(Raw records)
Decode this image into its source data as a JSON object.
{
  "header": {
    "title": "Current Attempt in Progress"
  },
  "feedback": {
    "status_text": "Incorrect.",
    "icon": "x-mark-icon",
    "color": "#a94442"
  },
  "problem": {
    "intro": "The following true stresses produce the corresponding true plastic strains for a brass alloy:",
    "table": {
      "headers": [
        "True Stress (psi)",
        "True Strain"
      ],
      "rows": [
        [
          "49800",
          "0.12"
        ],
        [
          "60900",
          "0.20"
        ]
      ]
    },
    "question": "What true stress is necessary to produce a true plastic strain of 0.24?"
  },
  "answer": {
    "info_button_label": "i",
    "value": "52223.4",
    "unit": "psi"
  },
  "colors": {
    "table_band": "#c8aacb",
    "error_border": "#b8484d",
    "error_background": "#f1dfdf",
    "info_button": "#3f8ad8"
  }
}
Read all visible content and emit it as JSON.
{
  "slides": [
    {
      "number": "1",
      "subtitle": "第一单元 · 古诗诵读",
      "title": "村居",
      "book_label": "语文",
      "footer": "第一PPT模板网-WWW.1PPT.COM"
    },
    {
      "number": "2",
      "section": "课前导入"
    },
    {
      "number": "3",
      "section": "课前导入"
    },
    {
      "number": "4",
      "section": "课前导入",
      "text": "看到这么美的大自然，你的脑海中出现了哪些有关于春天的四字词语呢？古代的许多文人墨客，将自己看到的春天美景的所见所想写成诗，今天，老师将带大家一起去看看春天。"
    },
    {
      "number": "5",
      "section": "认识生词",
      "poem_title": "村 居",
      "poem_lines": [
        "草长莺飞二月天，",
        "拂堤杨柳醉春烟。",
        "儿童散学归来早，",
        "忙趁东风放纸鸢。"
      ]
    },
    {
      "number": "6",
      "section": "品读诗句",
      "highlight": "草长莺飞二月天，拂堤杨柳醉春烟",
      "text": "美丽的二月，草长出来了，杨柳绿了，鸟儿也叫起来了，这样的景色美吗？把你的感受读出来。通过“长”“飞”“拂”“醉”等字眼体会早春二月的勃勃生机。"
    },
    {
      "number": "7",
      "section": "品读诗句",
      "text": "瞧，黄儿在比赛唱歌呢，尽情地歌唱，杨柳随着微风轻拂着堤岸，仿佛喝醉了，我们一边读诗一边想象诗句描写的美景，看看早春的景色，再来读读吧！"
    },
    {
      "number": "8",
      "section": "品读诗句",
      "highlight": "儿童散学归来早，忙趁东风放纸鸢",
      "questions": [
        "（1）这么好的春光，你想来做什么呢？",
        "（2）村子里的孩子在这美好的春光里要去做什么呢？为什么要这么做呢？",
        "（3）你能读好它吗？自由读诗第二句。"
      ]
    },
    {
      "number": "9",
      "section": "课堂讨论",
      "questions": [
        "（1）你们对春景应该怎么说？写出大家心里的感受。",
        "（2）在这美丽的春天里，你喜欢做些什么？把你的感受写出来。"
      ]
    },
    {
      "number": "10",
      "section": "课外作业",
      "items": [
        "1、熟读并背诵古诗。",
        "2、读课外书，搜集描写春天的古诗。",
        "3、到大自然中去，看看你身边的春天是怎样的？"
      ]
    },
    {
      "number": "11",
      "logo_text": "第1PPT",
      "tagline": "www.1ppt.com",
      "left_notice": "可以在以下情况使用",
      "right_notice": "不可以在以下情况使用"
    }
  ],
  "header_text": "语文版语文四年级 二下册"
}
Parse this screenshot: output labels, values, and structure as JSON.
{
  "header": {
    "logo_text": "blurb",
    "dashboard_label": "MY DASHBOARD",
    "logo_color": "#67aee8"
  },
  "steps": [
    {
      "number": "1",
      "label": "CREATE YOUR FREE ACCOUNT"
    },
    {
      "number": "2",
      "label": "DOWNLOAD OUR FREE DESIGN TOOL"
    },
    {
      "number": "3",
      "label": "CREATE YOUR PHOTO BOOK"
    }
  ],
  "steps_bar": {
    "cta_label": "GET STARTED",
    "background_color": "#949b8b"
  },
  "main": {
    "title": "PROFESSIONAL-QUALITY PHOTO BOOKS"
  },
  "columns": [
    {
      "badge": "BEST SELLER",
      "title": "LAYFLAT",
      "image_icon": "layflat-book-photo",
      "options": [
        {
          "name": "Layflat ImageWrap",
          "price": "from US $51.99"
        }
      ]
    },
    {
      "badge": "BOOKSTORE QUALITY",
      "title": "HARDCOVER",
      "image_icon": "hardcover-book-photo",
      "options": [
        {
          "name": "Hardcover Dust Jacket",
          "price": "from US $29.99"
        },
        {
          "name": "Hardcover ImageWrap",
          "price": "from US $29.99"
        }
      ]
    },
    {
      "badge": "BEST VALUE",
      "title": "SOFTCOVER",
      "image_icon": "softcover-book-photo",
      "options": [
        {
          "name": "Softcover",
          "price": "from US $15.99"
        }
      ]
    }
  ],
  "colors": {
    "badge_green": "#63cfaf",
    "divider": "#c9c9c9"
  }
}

- **Given problem**
Which lines hold the word "this"? Copy all of them.

- **Task result**
Decode this image into its source data as a JSON object.
Parse this screenshot: output labels, values, and structure as JSON.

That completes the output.